- _Your task_: In the material below, list every line carrying the string "Signal".
================
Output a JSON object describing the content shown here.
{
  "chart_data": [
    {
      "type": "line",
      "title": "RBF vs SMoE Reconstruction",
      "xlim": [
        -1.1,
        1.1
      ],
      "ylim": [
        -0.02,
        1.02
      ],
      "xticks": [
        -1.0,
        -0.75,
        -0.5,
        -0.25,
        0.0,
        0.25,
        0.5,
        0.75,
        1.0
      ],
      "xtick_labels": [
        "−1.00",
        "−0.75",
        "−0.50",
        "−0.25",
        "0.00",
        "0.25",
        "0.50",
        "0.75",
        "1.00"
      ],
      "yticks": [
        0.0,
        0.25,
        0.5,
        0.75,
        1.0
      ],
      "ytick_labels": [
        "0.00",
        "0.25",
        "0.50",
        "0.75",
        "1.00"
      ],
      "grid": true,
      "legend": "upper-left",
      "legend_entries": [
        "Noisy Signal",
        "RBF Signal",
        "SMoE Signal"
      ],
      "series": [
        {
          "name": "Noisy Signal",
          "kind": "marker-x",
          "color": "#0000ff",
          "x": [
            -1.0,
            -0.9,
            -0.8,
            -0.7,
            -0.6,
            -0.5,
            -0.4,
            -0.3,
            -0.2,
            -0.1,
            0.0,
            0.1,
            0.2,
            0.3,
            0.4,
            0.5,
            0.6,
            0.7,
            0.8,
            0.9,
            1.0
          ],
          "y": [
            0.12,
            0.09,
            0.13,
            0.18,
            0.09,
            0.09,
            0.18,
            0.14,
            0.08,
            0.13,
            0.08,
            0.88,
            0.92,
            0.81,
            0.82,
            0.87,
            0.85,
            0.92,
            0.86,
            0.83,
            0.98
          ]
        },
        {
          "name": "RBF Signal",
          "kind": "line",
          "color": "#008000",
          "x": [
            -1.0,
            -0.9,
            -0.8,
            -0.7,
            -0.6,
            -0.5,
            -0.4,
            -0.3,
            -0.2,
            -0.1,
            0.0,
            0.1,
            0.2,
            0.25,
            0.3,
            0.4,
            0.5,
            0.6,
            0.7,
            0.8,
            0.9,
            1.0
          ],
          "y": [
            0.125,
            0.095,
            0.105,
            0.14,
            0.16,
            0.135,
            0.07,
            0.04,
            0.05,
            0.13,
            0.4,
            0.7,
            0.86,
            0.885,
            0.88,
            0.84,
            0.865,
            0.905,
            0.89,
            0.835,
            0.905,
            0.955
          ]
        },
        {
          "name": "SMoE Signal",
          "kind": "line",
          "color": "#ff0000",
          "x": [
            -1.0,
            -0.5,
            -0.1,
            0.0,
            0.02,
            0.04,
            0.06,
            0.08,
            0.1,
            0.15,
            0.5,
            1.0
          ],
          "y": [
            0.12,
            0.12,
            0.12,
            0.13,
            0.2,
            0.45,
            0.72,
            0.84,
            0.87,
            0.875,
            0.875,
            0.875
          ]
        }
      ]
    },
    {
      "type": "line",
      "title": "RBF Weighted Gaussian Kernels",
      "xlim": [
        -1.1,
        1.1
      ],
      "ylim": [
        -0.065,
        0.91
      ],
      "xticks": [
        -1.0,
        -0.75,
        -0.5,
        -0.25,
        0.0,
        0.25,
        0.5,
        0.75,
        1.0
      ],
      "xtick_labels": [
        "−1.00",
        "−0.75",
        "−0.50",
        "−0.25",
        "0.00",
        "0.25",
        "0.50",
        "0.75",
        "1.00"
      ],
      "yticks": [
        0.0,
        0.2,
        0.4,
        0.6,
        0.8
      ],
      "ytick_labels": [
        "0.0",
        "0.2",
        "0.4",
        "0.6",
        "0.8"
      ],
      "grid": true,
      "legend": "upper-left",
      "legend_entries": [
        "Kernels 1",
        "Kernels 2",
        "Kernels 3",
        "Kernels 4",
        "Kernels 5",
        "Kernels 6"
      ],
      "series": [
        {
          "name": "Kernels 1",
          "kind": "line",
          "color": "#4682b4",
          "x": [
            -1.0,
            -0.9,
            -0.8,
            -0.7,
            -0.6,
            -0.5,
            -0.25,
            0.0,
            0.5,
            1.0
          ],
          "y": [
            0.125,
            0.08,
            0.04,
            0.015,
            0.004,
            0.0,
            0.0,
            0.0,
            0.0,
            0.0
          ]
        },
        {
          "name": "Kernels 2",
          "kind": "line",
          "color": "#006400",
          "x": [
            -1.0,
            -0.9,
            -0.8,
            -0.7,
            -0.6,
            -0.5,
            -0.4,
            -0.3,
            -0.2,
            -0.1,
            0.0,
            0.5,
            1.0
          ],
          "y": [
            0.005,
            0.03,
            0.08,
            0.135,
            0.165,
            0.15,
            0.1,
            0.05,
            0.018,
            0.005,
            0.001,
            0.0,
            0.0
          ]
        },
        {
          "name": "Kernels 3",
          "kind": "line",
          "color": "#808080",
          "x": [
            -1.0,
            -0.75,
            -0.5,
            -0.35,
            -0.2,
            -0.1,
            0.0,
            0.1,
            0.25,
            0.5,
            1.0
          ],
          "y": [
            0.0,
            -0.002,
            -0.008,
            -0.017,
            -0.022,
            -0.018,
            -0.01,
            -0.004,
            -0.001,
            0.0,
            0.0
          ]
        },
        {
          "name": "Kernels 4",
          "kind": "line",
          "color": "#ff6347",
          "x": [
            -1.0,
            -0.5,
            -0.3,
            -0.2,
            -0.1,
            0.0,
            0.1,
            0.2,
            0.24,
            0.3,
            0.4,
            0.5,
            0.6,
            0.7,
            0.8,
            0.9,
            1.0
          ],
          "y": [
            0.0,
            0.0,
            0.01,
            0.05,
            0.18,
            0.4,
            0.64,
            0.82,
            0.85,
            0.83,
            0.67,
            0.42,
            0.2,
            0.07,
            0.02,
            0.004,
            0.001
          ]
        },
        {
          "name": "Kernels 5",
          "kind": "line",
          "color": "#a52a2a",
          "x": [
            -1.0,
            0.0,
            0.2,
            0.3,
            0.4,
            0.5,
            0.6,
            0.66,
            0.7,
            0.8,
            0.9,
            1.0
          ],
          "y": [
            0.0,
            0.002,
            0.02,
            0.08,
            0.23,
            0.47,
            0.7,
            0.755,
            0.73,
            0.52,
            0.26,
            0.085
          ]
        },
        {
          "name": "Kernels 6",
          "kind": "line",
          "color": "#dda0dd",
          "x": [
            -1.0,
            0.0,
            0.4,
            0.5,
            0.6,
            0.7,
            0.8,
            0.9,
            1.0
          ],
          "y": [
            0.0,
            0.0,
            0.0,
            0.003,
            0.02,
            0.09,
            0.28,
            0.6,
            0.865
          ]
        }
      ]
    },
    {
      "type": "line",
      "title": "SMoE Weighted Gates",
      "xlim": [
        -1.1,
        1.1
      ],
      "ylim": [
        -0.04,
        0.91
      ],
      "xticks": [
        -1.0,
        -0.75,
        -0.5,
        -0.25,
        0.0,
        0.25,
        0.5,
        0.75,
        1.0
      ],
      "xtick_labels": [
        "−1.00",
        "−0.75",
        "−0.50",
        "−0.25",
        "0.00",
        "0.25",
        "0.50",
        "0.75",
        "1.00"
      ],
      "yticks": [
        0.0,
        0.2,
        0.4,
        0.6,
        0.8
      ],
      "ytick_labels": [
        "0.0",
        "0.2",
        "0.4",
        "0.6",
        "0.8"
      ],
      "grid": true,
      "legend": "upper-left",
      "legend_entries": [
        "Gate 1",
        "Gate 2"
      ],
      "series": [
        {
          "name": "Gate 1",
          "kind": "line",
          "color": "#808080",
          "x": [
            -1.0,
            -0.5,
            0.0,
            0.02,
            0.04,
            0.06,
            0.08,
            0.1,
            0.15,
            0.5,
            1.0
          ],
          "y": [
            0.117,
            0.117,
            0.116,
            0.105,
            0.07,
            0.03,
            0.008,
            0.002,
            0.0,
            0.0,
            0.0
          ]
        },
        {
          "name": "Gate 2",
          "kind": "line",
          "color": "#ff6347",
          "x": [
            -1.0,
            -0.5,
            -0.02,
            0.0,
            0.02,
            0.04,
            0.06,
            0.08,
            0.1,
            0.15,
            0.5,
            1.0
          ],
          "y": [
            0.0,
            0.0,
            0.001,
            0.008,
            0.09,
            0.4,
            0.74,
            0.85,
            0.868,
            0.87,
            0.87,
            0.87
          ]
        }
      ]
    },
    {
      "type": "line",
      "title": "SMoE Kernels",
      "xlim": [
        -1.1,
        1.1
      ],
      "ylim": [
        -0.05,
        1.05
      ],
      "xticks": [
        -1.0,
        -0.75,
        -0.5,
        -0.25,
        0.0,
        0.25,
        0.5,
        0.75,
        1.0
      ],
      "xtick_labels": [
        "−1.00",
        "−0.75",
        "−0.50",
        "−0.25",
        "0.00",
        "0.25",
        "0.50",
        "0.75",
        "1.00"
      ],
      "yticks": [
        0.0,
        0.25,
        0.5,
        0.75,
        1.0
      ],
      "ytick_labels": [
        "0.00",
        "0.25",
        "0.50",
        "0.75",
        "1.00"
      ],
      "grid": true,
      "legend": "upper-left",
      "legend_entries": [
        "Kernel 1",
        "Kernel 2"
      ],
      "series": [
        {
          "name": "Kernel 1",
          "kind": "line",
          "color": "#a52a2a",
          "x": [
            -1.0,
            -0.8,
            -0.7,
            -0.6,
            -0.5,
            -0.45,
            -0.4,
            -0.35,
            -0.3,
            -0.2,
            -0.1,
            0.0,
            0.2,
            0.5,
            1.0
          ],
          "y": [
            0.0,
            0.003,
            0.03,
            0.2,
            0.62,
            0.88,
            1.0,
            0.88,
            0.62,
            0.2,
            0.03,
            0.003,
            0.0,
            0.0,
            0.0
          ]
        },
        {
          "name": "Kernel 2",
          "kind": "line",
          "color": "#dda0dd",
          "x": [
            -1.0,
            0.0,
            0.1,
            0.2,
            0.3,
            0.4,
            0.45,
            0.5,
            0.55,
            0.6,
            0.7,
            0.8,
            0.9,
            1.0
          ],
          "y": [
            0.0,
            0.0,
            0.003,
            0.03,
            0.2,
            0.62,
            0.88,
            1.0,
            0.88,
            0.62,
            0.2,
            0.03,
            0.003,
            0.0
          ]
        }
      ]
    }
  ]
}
================
- _Correct result_:
        "Noisy Signal",
        "RBF Signal",
        "SMoE Signal"
          "name": "Noisy Signal",
          "name": "RBF Signal",
          "name": "SMoE Signal",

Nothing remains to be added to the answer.